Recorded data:
* * *

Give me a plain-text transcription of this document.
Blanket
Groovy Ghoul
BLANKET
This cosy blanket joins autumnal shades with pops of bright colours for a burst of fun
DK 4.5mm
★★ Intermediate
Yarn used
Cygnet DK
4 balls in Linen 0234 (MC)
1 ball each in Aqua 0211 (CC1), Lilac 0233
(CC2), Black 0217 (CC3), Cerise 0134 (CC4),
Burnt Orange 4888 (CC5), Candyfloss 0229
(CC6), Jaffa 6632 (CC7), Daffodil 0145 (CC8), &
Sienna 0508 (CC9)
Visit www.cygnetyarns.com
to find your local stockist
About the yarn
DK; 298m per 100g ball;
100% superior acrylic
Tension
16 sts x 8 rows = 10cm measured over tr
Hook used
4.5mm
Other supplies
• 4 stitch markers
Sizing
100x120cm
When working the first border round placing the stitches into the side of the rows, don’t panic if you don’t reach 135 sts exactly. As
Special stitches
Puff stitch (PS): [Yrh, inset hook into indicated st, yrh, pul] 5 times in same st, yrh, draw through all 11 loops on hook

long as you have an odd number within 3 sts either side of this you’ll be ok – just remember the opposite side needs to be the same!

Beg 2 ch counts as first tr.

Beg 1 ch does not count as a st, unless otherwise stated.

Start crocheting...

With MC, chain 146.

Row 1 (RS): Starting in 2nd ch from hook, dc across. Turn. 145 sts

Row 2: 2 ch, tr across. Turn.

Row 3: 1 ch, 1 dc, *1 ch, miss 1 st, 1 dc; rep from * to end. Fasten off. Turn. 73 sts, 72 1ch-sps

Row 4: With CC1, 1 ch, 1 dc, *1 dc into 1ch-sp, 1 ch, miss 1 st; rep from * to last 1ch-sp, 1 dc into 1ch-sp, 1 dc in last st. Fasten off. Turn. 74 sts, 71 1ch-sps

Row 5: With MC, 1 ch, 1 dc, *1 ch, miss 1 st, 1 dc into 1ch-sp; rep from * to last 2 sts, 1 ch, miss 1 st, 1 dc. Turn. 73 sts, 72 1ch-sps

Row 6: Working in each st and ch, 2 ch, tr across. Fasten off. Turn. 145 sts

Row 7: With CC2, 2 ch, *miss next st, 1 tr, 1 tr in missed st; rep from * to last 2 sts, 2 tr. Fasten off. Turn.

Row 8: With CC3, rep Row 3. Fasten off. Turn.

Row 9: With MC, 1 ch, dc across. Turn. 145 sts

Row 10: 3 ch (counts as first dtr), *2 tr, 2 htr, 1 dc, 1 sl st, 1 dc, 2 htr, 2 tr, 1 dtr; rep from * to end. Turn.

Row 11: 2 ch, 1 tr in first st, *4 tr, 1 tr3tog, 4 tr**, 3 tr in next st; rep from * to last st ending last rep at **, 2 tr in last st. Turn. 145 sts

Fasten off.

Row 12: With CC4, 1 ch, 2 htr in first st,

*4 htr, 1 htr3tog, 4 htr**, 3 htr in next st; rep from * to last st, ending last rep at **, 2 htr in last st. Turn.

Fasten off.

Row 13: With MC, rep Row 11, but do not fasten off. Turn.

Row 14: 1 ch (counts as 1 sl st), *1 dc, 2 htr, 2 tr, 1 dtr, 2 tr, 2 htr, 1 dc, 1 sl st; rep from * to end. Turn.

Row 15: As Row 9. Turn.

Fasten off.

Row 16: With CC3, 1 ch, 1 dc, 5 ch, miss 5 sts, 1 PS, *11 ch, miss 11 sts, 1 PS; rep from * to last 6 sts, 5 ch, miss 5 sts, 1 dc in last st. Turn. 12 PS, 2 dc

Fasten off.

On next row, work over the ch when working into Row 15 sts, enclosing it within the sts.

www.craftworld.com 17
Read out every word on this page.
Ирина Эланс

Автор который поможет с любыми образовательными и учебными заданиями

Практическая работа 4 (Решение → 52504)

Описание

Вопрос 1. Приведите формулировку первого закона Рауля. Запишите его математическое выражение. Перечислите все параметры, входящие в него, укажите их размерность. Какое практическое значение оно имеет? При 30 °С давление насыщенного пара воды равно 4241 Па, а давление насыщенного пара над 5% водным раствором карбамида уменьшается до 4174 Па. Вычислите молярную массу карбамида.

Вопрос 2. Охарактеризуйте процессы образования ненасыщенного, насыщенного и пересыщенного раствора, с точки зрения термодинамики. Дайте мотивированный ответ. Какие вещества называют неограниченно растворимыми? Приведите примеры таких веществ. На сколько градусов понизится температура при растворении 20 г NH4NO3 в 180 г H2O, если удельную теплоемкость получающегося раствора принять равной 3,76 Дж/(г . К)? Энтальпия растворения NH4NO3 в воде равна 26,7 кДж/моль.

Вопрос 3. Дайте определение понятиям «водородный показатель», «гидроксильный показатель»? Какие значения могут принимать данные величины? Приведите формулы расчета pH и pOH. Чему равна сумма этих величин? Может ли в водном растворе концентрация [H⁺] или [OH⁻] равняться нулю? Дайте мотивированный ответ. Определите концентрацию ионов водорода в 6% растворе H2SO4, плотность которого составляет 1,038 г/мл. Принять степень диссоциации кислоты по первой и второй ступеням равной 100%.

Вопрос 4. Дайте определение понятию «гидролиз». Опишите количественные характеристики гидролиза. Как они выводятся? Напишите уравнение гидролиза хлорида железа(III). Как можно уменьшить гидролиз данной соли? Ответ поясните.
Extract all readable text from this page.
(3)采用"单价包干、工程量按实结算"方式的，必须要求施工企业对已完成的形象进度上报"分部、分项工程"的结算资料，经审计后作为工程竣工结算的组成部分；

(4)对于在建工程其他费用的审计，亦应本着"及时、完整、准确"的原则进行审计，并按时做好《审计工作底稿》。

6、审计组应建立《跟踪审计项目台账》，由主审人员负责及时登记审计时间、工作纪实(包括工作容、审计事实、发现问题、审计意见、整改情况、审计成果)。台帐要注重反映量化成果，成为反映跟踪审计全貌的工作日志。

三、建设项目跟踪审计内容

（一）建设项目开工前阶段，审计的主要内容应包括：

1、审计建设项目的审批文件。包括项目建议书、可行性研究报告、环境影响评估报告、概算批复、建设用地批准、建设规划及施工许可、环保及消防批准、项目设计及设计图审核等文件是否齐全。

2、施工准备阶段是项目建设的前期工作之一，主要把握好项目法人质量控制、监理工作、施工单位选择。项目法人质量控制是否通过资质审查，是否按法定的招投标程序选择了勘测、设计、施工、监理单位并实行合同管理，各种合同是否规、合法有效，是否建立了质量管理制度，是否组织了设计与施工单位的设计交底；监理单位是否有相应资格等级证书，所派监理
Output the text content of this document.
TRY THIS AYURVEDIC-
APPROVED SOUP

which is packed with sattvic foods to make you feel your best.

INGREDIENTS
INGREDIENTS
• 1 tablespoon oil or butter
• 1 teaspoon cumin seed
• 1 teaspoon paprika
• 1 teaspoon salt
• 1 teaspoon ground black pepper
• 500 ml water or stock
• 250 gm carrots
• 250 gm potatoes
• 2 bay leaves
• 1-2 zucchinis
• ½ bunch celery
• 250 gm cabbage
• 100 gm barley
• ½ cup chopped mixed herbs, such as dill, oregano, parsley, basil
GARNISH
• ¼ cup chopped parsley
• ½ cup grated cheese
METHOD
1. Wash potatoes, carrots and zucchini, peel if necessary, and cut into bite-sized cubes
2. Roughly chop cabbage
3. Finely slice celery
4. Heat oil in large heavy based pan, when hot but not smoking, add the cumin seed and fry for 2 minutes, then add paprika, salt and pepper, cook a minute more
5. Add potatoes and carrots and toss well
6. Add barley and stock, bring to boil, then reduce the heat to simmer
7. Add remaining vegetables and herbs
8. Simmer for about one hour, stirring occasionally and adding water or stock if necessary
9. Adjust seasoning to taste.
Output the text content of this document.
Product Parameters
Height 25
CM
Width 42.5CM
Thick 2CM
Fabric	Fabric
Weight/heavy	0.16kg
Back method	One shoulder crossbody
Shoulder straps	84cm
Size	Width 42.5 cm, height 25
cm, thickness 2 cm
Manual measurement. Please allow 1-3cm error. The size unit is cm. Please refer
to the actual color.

* * *

Given task:
Identify which lines contain the word "seed" and copy each one.

Completed task:
• 1 teaspoon cumin seed
4. Heat oil in large heavy based pan, when hot but not smoking, add the cumin seed and fry for 2 minutes, then add paprika, salt and pepper, cook a minute more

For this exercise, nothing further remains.